## WRITTEN INSTRUCTION
Your task is to filter the data below down to the lines holding "Catastrophic".

## MATERIAL PROVIDED

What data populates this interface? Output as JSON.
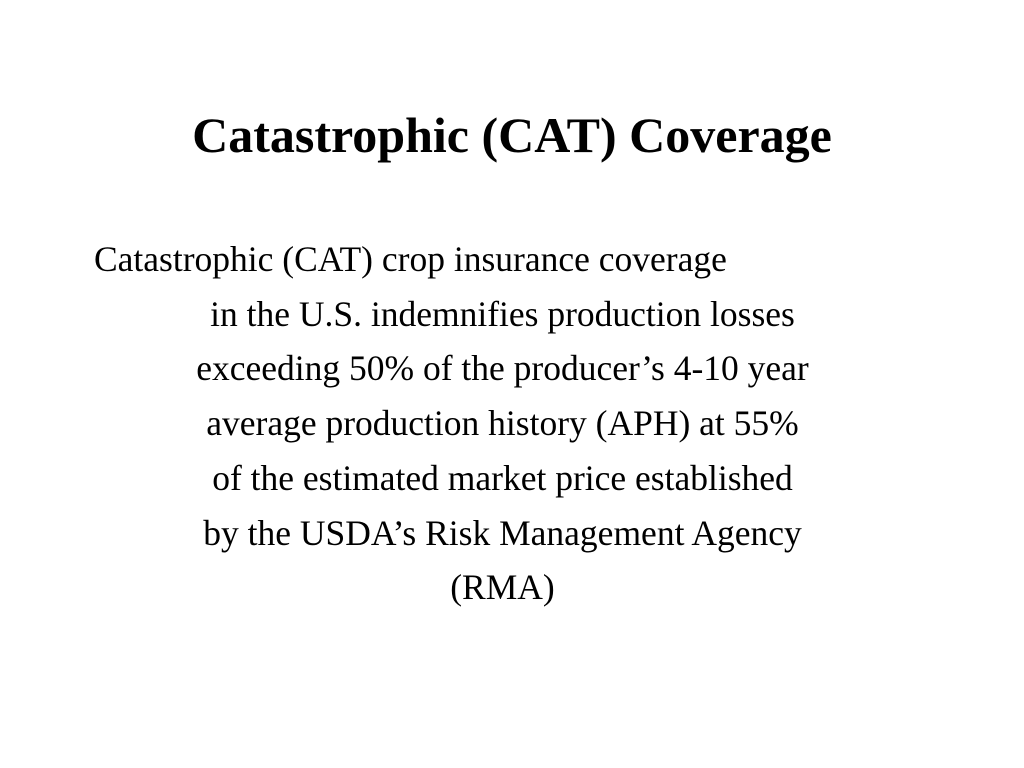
{
  "slide": {
    "title": "Catastrophic (CAT) Coverage",
    "body_lines": [
      "Catastrophic (CAT) crop insurance coverage",
      "in the U.S. indemnifies production losses",
      "exceeding 50% of the producer’s 4-10 year",
      "average production history (APH) at 55%",
      "of the estimated market price established",
      "by the USDA’s Risk Management Agency",
      "(RMA)"
    ]
  }
}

## TASK RESULT
    "title": "Catastrophic (CAT) Coverage",
      "Catastrophic (CAT) crop insurance coverage",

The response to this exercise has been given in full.